Say how many lines contain the string "Lettuce". Give no other output.

----------------

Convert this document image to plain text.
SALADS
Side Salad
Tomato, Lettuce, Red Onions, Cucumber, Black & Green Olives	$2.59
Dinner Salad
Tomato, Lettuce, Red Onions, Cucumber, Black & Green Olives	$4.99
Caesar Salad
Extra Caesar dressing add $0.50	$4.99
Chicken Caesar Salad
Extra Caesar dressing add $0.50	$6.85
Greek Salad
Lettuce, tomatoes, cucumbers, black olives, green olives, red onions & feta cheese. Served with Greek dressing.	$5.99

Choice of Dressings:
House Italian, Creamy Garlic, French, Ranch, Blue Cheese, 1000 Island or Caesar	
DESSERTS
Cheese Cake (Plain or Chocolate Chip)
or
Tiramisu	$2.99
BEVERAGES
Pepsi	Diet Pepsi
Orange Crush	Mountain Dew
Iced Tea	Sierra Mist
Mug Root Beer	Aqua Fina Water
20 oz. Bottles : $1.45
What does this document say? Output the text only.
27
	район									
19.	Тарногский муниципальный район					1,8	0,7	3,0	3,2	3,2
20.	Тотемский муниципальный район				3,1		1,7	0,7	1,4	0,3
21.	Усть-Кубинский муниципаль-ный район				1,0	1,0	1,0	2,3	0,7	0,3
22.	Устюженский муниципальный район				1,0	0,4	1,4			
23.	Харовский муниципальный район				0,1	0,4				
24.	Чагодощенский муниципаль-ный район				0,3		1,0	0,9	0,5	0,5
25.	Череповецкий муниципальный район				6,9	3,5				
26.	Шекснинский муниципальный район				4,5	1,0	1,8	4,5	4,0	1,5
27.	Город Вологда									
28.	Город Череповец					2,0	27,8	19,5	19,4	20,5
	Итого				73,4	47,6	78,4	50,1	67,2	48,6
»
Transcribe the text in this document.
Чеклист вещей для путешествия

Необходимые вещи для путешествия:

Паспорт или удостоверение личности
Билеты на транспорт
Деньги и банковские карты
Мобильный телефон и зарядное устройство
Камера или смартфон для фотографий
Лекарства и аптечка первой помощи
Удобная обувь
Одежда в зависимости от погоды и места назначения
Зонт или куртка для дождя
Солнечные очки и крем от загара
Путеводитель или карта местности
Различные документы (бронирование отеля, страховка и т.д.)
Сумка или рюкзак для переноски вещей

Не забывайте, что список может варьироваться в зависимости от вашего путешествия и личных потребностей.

----------------

Answer to this task »
3